Collected data:
-- BEGIN --
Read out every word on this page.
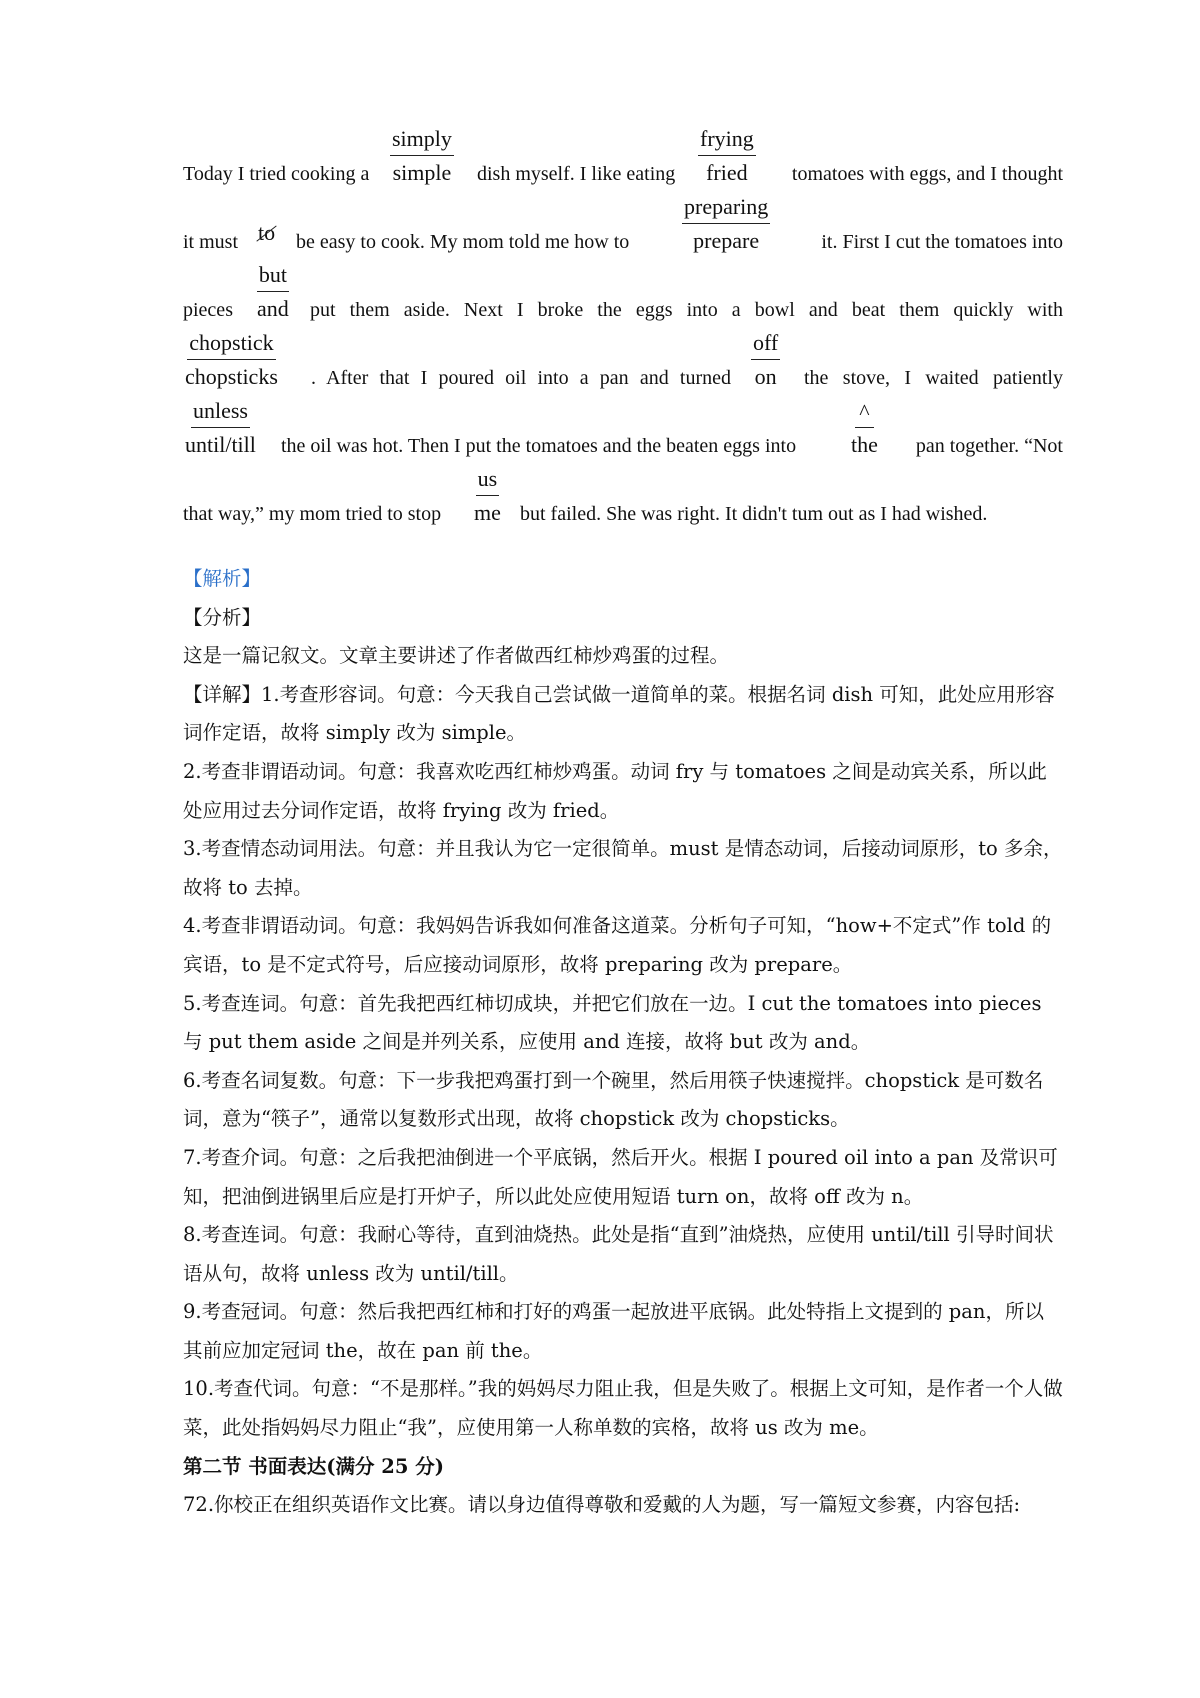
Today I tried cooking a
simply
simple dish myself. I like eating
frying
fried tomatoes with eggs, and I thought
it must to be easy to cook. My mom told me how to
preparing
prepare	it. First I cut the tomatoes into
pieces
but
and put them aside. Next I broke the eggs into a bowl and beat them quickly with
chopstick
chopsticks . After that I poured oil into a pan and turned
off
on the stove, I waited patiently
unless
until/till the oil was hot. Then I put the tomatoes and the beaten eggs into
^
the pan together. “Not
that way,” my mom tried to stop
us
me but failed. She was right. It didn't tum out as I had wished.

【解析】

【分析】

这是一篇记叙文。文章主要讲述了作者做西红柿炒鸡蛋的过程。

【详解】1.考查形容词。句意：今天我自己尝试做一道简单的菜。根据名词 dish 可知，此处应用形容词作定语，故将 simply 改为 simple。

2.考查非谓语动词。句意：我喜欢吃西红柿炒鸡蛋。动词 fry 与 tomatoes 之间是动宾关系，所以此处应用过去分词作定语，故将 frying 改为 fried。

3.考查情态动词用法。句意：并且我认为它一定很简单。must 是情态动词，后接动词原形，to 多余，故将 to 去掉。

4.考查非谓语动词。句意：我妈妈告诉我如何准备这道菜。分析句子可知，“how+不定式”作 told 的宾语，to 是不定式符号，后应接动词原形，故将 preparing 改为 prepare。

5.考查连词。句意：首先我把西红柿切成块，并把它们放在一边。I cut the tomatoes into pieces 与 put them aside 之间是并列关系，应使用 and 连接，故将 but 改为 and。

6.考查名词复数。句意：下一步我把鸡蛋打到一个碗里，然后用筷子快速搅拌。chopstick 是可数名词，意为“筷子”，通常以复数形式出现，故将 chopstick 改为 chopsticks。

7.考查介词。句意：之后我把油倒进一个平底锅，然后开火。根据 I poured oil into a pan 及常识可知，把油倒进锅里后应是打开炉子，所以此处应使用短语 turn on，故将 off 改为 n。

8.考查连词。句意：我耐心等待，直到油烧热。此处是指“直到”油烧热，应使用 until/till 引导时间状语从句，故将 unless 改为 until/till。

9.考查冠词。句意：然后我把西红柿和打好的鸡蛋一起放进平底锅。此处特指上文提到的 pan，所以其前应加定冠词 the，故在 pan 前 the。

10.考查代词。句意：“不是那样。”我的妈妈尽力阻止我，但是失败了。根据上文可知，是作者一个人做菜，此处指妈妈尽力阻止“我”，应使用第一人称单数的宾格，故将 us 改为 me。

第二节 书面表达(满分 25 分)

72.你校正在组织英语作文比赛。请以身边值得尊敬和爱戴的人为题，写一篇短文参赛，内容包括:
-- END --
-- BEGIN --
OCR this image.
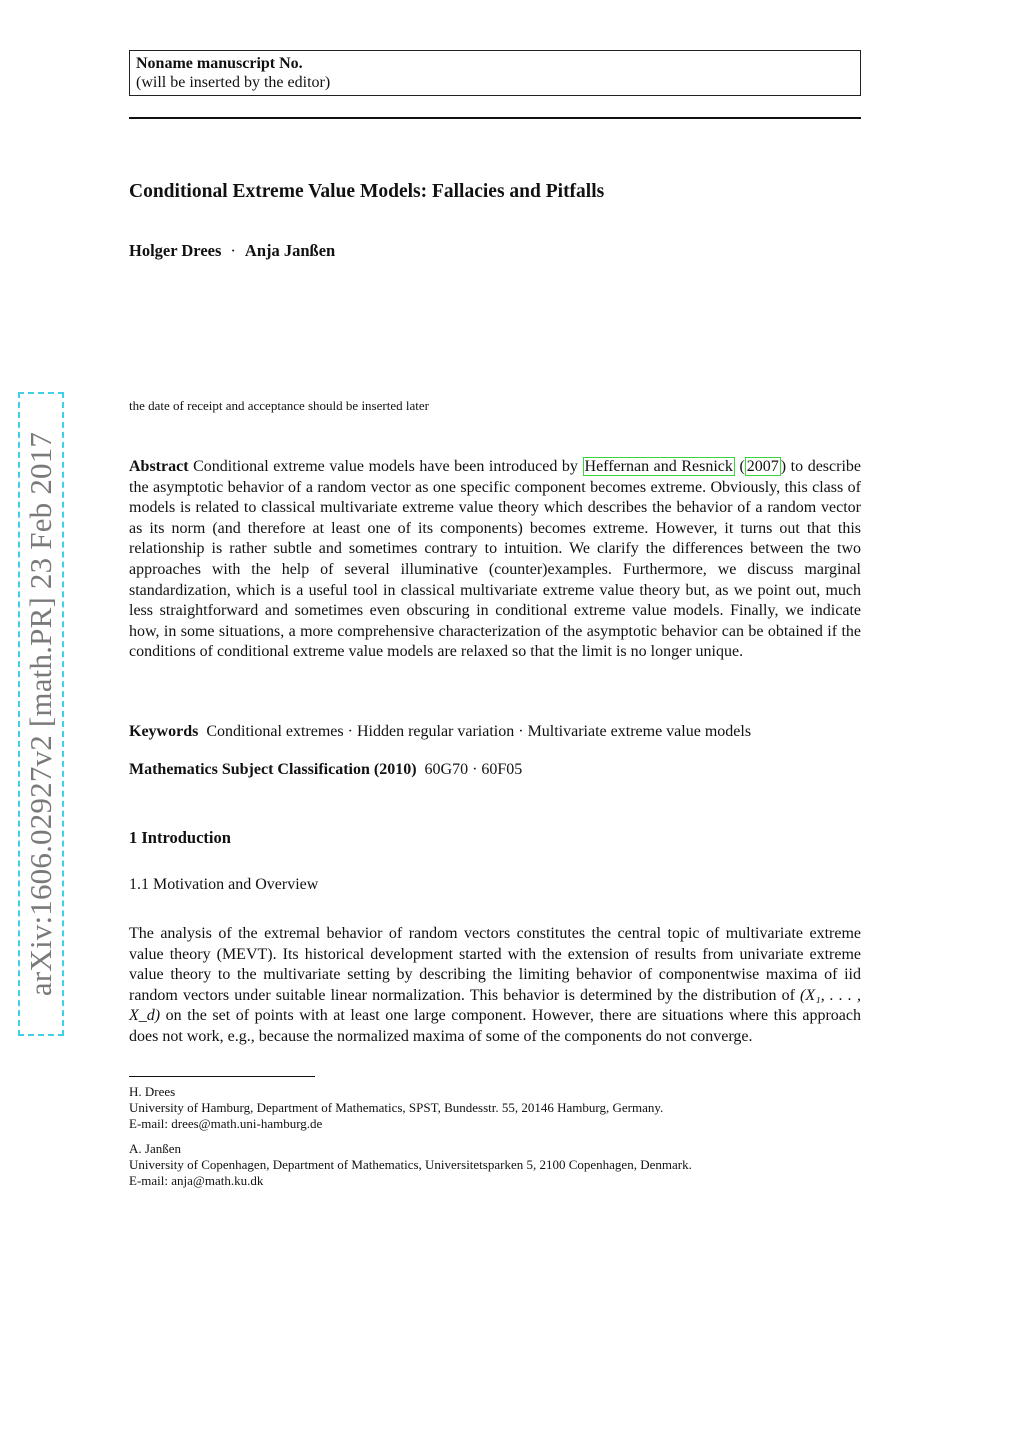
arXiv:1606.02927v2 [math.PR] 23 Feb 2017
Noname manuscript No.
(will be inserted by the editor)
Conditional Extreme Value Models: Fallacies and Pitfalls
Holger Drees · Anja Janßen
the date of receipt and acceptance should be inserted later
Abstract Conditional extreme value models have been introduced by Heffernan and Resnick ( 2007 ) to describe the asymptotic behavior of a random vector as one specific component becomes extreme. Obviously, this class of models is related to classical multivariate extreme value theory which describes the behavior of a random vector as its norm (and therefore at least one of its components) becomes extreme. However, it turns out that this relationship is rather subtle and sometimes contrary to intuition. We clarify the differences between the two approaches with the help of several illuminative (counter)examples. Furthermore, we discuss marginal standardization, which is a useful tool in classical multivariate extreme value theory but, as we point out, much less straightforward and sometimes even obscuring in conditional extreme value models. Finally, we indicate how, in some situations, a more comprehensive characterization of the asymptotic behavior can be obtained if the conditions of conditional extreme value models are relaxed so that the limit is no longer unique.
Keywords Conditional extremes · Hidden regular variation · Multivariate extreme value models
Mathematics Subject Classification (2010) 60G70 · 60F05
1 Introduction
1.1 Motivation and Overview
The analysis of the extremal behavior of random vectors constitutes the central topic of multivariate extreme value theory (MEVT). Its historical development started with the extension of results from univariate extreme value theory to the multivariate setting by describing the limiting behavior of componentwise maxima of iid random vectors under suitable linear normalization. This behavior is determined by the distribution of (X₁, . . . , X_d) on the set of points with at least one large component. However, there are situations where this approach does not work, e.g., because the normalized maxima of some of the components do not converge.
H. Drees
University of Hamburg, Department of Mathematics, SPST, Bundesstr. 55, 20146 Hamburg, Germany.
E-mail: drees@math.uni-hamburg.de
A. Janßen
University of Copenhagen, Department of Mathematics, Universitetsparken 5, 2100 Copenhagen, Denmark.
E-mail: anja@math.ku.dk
-- END --
-- BEGIN --
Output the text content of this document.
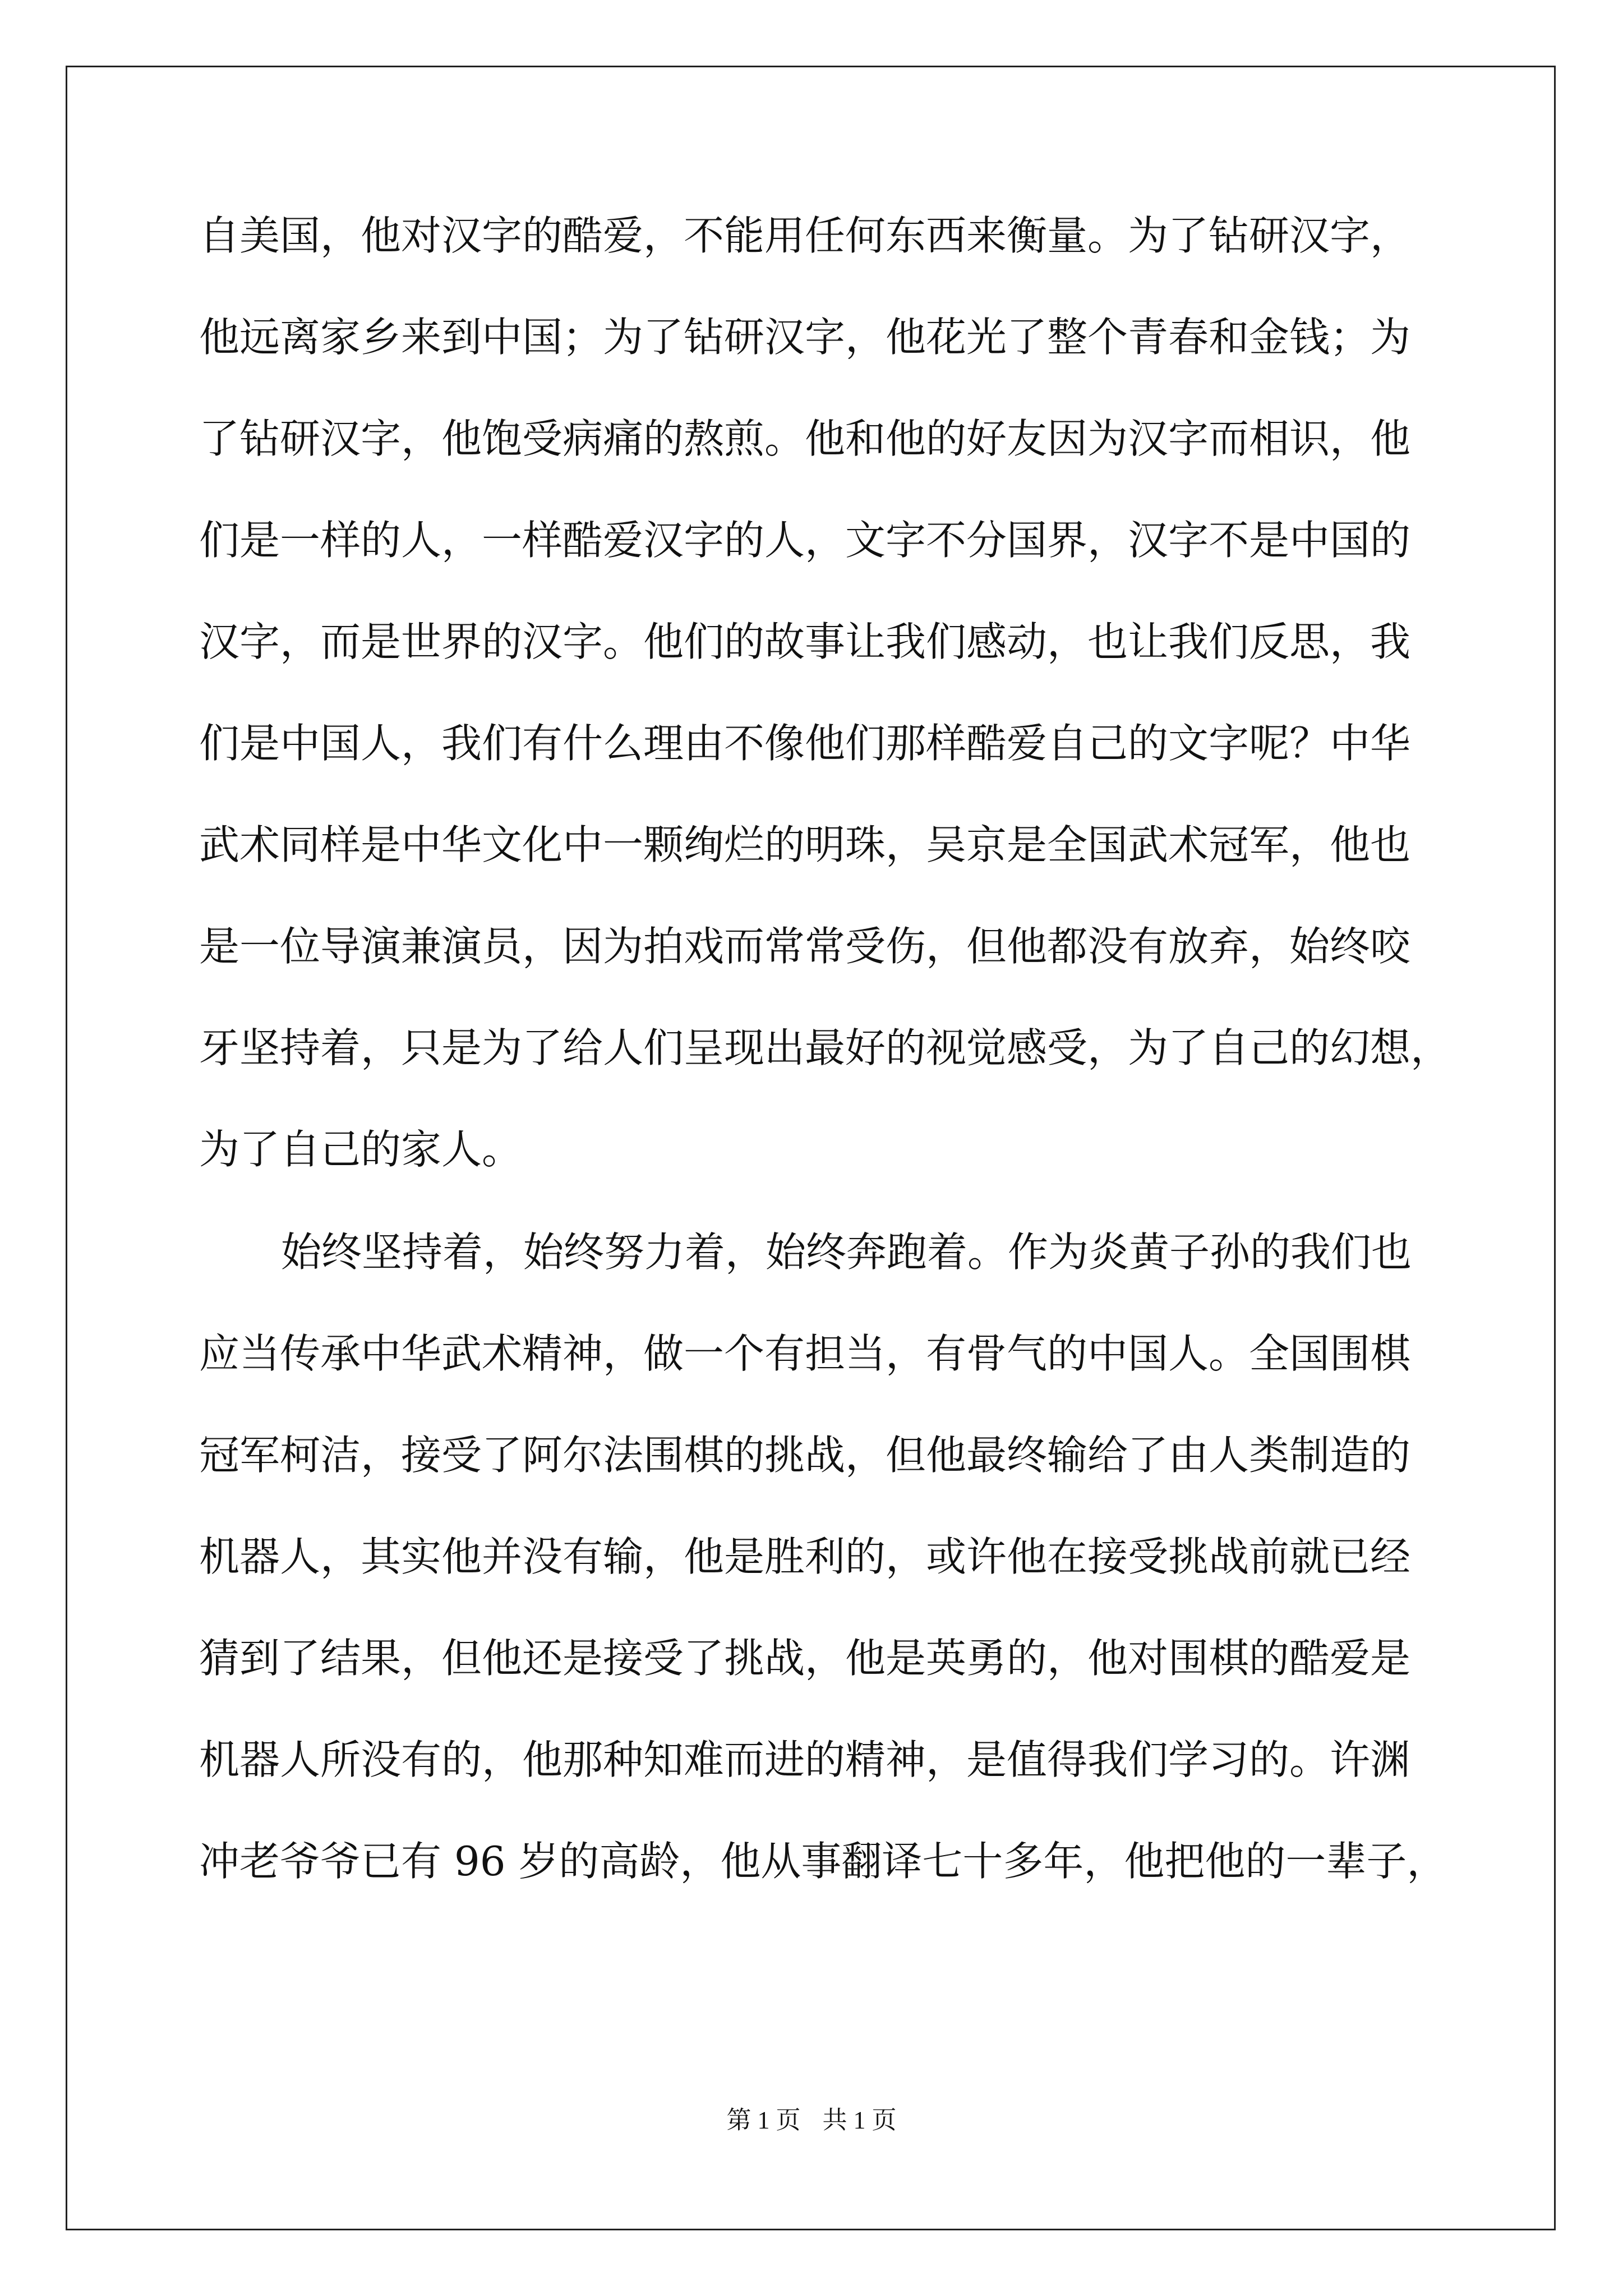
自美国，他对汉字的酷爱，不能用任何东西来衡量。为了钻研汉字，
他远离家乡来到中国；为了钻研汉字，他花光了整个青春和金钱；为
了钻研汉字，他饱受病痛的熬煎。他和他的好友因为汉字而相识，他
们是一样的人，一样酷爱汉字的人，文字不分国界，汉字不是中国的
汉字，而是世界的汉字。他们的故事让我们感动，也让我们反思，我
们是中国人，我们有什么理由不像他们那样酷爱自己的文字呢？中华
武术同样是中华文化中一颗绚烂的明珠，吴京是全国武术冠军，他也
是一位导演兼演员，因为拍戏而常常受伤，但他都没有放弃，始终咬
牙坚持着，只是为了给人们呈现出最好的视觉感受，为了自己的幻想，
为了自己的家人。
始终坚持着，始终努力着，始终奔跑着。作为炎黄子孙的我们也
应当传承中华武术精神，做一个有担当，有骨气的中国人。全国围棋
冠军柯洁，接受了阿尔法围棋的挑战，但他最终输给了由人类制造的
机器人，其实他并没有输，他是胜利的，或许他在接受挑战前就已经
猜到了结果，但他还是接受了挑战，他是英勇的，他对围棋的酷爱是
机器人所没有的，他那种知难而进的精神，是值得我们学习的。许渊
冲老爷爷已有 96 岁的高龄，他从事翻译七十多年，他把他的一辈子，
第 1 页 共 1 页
-- END --
** TASK DETAILS **
Go over the records above and tally each line that includes "Mathematics". Give the total by itself.

** PROBLEM SOLUTION **
3